:: Description of the task ::
What follows is a listing to be transcribed exactly.

:: Material provided ::
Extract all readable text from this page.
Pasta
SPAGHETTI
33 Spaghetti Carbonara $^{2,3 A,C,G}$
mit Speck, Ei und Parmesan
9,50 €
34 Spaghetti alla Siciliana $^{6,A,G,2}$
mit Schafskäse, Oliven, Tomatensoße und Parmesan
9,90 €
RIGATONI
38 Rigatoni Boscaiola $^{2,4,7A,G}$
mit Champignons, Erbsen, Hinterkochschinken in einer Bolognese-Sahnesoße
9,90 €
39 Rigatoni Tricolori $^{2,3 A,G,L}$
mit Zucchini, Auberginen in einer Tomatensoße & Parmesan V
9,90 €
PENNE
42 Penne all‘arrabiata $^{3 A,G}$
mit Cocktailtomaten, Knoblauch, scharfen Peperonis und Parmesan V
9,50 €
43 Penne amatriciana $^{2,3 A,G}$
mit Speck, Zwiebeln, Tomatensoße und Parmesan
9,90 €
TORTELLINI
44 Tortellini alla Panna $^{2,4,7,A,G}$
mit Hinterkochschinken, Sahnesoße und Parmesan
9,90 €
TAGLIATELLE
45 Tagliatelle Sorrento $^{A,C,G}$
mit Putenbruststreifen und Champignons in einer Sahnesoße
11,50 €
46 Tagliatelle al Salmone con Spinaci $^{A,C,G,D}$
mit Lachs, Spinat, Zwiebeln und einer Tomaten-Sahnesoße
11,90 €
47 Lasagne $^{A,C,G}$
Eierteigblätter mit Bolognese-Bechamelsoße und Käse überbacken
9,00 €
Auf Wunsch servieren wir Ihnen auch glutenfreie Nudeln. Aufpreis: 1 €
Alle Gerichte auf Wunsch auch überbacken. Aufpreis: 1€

:: Written reply ::
Extract all readable text from this page.
Pasta
SPAGHETTI
33 Spaghetti Carbonara $^{2,3 A,C,G}$
mit Speck, Ei und Parmesan
9,50 €
34 Spaghetti alla Siciliana $^{6,A,G,2}$
mit Schafskäse, Oliven, Tomatensoße und Parmesan
9,90 €
RIGATONI
38 Rigatoni Boscaiola $^{2,4,7A,G}$
mit Champignons, Erbsen, Hinterkochschinken in einer Bolognese-Sahnesoße
9,90 €
39 Rigatoni Tricolori $^{2,3 A,G,L}$
mit Zucchini, Auberginen in einer Tomatensoße & Parmesan V
9,90 €
PENNE
42 Penne all‘arrabiata $^{3 A,G}$
mit Cocktailtomaten, Knoblauch, scharfen Peperonis und Parmesan V
9,50 €
43 Penne amatriciana $^{2,3 A,G}$
mit Speck, Zwiebeln, Tomatensoße und Parmesan
9,90 €
TORTELLINI
44 Tortellini alla Panna $^{2,4,7,A,G}$
mit Hinterkochschinken, Sahnesoße und Parmesan
9,90 €
TAGLIATELLE
45 Tagliatelle Sorrento $^{A,C,G}$
mit Putenbruststreifen und Champignons in einer Sahnesoße
11,50 €
46 Tagliatelle al Salmone con Spinaci $^{A,C,G,D}$
mit Lachs, Spinat, Zwiebeln und einer Tomaten-Sahnesoße
11,90 €
47 Lasagne $^{A,C,G}$
Eierteigblätter mit Bolognese-Bechamelsoße und Käse überbacken
9,00 €
Auf Wunsch servieren wir Ihnen auch glutenfreie Nudeln. Aufpreis: 1 €
Alle Gerichte auf Wunsch auch überbacken. Aufpreis: 1€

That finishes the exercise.